Given exercise>
Extract the complete data exactly as given.

>> BEGIN

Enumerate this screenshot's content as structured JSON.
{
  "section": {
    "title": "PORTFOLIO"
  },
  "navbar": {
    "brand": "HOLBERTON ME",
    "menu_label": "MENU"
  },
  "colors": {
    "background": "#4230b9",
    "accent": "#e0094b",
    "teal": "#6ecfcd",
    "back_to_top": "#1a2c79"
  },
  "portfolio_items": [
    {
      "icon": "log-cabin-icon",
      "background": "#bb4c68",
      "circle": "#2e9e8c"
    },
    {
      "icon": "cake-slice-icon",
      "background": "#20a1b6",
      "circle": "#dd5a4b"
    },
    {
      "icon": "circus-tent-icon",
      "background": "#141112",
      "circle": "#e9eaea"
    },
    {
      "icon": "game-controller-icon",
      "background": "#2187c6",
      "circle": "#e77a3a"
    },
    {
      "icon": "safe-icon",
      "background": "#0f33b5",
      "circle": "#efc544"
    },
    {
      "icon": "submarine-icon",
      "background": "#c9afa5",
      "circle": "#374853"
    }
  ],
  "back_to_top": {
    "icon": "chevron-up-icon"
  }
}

>> END

Exercise solution>
Enumerate this screenshot's content as structured JSON.
{
  "section": {
    "title": "PORTFOLIO"
  },
  "navbar": {
    "brand": "HOLBERTON ME",
    "menu_label": "MENU"
  },
  "colors": {
    "background": "#4230b9",
    "accent": "#e0094b",
    "teal": "#6ecfcd",
    "back_to_top": "#1a2c79"
  },
  "portfolio_items": [
    {
      "icon": "log-cabin-icon",
      "background": "#bb4c68",
      "circle": "#2e9e8c"
    },
    {
      "icon": "cake-slice-icon",
      "background": "#20a1b6",
      "circle": "#dd5a4b"
    },
    {
      "icon": "circus-tent-icon",
      "background": "#141112",
      "circle": "#e9eaea"
    },
    {
      "icon": "game-controller-icon",
      "background": "#2187c6",
      "circle": "#e77a3a"
    },
    {
      "icon": "safe-icon",
      "background": "#0f33b5",
      "circle": "#efc544"
    },
    {
      "icon": "submarine-icon",
      "background": "#c9afa5",
      "circle": "#374853"
    }
  ],
  "back_to_top": {
    "icon": "chevron-up-icon"
  }
}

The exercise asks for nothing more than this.